• Extracted records:
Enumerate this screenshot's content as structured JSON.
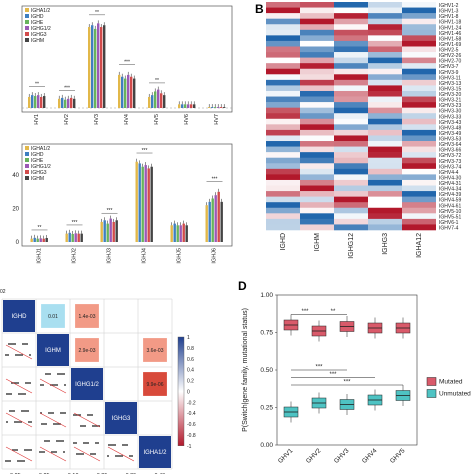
==
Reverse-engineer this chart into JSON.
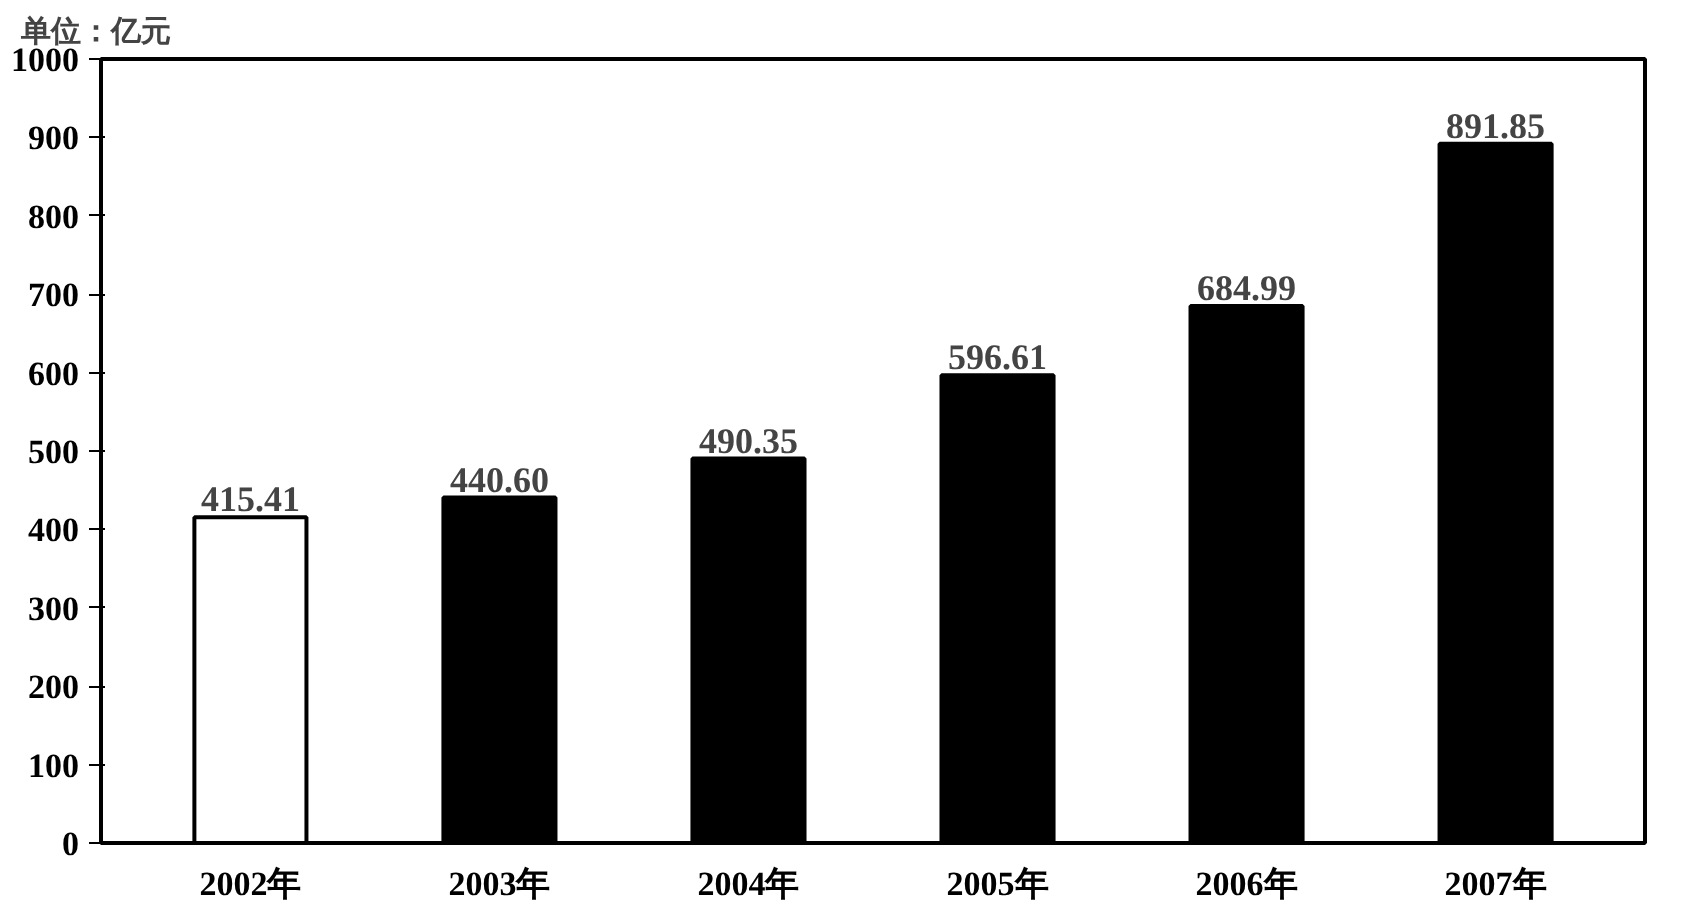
==
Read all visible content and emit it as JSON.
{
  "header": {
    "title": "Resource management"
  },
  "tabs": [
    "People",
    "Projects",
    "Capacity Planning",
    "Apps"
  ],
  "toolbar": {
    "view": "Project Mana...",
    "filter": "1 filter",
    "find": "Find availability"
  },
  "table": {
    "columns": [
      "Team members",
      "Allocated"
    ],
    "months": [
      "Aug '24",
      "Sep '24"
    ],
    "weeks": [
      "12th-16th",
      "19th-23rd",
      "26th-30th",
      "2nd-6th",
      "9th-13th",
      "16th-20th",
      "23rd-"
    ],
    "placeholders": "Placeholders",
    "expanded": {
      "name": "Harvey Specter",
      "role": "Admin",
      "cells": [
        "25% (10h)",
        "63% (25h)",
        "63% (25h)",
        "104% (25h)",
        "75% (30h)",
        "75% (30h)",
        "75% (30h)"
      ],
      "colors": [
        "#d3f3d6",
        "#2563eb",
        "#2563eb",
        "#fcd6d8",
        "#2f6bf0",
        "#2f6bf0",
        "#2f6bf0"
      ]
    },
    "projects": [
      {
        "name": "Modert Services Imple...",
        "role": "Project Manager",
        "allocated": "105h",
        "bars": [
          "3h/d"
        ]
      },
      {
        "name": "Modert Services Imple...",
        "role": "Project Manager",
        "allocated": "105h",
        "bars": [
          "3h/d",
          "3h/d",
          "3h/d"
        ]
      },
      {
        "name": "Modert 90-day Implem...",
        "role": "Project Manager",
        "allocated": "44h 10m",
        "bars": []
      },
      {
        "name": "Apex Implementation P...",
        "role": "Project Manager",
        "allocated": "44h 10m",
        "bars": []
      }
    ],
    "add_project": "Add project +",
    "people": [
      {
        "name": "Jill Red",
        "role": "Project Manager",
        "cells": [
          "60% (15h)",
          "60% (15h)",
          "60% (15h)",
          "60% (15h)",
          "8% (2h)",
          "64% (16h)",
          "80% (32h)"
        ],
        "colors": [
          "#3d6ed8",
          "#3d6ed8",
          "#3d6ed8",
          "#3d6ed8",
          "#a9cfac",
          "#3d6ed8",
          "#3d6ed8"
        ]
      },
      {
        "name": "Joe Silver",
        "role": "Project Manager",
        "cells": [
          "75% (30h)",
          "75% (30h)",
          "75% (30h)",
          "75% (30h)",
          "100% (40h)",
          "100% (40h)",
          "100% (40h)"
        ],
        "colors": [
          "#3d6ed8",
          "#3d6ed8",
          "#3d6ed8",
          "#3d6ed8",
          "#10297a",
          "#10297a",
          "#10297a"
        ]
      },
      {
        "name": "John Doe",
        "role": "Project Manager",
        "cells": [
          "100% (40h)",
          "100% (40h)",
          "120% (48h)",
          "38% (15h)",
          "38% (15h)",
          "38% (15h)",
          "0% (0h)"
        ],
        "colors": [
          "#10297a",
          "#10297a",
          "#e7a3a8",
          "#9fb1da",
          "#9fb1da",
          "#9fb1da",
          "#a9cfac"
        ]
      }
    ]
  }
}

• Exercise requirements:
State how many lines in the records above contain the word "this", giving only the number.

• Answer below:
2